● GOAL OF THE EXERCISE
All records are to be retyped faithfully and completely.

══ GIVEN RECORDS ══

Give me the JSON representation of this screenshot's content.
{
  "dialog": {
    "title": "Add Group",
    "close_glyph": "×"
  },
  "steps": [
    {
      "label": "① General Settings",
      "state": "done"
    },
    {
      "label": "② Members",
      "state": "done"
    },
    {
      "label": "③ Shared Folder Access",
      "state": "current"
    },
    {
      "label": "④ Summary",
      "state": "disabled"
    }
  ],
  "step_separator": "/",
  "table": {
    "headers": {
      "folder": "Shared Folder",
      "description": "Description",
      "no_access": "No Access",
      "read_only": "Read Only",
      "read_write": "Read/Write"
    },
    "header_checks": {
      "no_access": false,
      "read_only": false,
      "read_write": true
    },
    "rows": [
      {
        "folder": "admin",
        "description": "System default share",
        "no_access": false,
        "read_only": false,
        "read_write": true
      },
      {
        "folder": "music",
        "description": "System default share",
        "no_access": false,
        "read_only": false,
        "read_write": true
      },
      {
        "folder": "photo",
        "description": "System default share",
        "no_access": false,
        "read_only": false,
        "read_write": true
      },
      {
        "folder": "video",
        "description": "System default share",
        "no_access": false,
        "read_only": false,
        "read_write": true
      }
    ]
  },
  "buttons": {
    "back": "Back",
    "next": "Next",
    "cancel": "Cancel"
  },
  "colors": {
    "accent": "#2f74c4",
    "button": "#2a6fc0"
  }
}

═══

● ANSWER IN FULL
Give me the JSON representation of this screenshot's content.
{
  "dialog": {
    "title": "Add Group",
    "close_glyph": "×"
  },
  "steps": [
    {
      "label": "① General Settings",
      "state": "done"
    },
    {
      "label": "② Members",
      "state": "done"
    },
    {
      "label": "③ Shared Folder Access",
      "state": "current"
    },
    {
      "label": "④ Summary",
      "state": "disabled"
    }
  ],
  "step_separator": "/",
  "table": {
    "headers": {
      "folder": "Shared Folder",
      "description": "Description",
      "no_access": "No Access",
      "read_only": "Read Only",
      "read_write": "Read/Write"
    },
    "header_checks": {
      "no_access": false,
      "read_only": false,
      "read_write": true
    },
    "rows": [
      {
        "folder": "admin",
        "description": "System default share",
        "no_access": false,
        "read_only": false,
        "read_write": true
      },
      {
        "folder": "music",
        "description": "System default share",
        "no_access": false,
        "read_only": false,
        "read_write": true
      },
      {
        "folder": "photo",
        "description": "System default share",
        "no_access": false,
        "read_only": false,
        "read_write": true
      },
      {
        "folder": "video",
        "description": "System default share",
        "no_access": false,
        "read_only": false,
        "read_write": true
      }
    ]
  },
  "buttons": {
    "back": "Back",
    "next": "Next",
    "cancel": "Cancel"
  },
  "colors": {
    "accent": "#2f74c4",
    "button": "#2a6fc0"
  }
}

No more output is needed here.